[begin Working data]
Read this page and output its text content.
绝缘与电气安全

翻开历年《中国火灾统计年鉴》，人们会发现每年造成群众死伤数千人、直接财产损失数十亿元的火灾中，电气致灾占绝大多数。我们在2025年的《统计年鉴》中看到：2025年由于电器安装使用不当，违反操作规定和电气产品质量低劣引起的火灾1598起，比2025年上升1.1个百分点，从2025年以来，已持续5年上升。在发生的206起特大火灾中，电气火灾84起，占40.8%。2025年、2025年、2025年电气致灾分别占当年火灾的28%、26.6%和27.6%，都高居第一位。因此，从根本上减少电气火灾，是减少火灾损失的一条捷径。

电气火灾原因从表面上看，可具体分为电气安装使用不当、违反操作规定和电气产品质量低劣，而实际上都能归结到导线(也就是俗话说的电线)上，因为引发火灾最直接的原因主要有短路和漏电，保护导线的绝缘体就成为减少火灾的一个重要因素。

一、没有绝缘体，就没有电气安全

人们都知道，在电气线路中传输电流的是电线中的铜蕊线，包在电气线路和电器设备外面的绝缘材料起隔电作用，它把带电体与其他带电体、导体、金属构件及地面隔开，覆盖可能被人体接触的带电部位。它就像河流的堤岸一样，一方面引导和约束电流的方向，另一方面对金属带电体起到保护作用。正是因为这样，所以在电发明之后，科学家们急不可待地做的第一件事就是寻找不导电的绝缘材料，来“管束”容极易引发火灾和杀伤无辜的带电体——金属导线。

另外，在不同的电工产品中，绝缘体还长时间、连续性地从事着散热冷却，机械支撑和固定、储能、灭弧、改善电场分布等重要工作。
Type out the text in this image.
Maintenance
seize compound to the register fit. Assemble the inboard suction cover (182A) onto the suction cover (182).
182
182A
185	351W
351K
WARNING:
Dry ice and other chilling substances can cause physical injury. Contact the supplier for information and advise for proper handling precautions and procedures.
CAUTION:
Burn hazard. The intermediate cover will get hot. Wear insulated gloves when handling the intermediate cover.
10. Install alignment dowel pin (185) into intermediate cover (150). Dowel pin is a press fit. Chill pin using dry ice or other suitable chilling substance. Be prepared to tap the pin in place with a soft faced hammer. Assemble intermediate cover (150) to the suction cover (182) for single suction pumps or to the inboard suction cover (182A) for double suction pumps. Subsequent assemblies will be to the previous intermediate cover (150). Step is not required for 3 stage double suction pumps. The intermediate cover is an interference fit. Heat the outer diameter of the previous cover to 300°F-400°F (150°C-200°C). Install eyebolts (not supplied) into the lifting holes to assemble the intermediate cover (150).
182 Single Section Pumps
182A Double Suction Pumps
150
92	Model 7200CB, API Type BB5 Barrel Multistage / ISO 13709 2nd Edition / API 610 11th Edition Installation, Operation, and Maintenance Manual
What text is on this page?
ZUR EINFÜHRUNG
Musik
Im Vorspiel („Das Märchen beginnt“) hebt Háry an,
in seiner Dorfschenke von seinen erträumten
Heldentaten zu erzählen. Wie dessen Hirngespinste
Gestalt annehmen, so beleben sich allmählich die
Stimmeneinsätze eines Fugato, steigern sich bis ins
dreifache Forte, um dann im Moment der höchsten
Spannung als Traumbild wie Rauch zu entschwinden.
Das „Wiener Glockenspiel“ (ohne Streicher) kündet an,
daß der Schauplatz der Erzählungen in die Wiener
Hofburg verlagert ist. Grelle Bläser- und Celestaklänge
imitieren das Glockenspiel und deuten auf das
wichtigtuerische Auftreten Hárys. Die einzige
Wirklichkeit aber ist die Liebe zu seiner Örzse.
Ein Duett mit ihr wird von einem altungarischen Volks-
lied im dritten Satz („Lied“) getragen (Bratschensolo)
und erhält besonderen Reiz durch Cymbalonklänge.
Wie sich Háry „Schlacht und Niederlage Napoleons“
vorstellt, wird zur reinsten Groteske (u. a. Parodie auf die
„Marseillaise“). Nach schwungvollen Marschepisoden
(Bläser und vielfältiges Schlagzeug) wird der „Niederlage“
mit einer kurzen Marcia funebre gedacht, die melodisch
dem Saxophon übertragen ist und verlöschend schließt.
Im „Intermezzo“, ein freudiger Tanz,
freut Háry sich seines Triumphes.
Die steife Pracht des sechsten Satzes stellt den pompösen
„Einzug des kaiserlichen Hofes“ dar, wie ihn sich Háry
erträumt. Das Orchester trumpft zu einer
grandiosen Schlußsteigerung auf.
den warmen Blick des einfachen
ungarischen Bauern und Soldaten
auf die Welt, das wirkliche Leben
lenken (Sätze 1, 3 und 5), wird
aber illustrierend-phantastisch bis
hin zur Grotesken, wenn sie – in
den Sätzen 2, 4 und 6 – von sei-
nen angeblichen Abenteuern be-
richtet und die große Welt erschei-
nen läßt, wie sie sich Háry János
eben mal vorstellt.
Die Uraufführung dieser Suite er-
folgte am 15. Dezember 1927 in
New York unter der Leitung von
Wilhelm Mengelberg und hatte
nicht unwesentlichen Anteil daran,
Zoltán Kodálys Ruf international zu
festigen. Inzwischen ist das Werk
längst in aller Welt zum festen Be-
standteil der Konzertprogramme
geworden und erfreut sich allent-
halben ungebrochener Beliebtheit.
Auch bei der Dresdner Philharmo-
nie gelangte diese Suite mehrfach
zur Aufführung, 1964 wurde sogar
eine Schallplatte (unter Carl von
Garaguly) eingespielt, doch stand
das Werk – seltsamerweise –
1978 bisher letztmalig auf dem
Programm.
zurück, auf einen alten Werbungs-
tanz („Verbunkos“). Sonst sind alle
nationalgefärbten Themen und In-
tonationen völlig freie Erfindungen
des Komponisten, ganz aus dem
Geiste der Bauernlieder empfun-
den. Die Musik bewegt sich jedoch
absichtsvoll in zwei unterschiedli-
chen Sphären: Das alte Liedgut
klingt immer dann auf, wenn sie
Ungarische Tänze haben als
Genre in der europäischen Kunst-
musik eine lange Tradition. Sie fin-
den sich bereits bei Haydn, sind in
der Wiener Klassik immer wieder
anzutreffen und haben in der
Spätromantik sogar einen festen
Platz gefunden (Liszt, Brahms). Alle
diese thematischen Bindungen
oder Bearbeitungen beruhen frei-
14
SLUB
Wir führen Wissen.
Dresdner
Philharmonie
[end Working data]
Aim :: Search the data above for the string "festen" and copy each line that has it.

The result ::
längst in aller Welt zum festen Be-
Spätromantik sogar einen festen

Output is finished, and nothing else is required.